Collected data

▶

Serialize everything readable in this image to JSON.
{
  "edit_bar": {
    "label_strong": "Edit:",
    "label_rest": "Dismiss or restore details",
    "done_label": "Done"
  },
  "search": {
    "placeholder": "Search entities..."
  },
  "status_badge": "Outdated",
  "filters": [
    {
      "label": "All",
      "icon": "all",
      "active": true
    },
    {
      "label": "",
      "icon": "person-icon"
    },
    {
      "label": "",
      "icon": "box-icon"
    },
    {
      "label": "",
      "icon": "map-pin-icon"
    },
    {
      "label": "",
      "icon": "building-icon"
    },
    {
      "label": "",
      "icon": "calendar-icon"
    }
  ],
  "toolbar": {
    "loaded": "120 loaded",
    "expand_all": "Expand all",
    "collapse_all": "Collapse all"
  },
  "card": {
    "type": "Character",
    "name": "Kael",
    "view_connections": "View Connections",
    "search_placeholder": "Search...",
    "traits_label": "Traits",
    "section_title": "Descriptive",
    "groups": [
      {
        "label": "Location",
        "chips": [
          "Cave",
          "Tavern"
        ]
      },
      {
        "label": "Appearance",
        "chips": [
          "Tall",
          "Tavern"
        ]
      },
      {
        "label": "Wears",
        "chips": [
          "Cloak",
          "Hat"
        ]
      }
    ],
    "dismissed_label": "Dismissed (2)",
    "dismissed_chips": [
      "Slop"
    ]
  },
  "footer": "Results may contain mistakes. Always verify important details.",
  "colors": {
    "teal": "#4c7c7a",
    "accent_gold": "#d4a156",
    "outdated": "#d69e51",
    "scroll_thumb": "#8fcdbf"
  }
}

◀

# [Aim of the exercise]
Your task is to print all of the records exactly.

# [Problem solution]
Serialize everything readable in this image to JSON.
{
  "edit_bar": {
    "label_strong": "Edit:",
    "label_rest": "Dismiss or restore details",
    "done_label": "Done"
  },
  "search": {
    "placeholder": "Search entities..."
  },
  "status_badge": "Outdated",
  "filters": [
    {
      "label": "All",
      "icon": "all",
      "active": true
    },
    {
      "label": "",
      "icon": "person-icon"
    },
    {
      "label": "",
      "icon": "box-icon"
    },
    {
      "label": "",
      "icon": "map-pin-icon"
    },
    {
      "label": "",
      "icon": "building-icon"
    },
    {
      "label": "",
      "icon": "calendar-icon"
    }
  ],
  "toolbar": {
    "loaded": "120 loaded",
    "expand_all": "Expand all",
    "collapse_all": "Collapse all"
  },
  "card": {
    "type": "Character",
    "name": "Kael",
    "view_connections": "View Connections",
    "search_placeholder": "Search...",
    "traits_label": "Traits",
    "section_title": "Descriptive",
    "groups": [
      {
        "label": "Location",
        "chips": [
          "Cave",
          "Tavern"
        ]
      },
      {
        "label": "Appearance",
        "chips": [
          "Tall",
          "Tavern"
        ]
      },
      {
        "label": "Wears",
        "chips": [
          "Cloak",
          "Hat"
        ]
      }
    ],
    "dismissed_label": "Dismissed (2)",
    "dismissed_chips": [
      "Slop"
    ]
  },
  "footer": "Results may contain mistakes. Always verify important details.",
  "colors": {
    "teal": "#4c7c7a",
    "accent_gold": "#d4a156",
    "outdated": "#d69e51",
    "scroll_thumb": "#8fcdbf"
  }
}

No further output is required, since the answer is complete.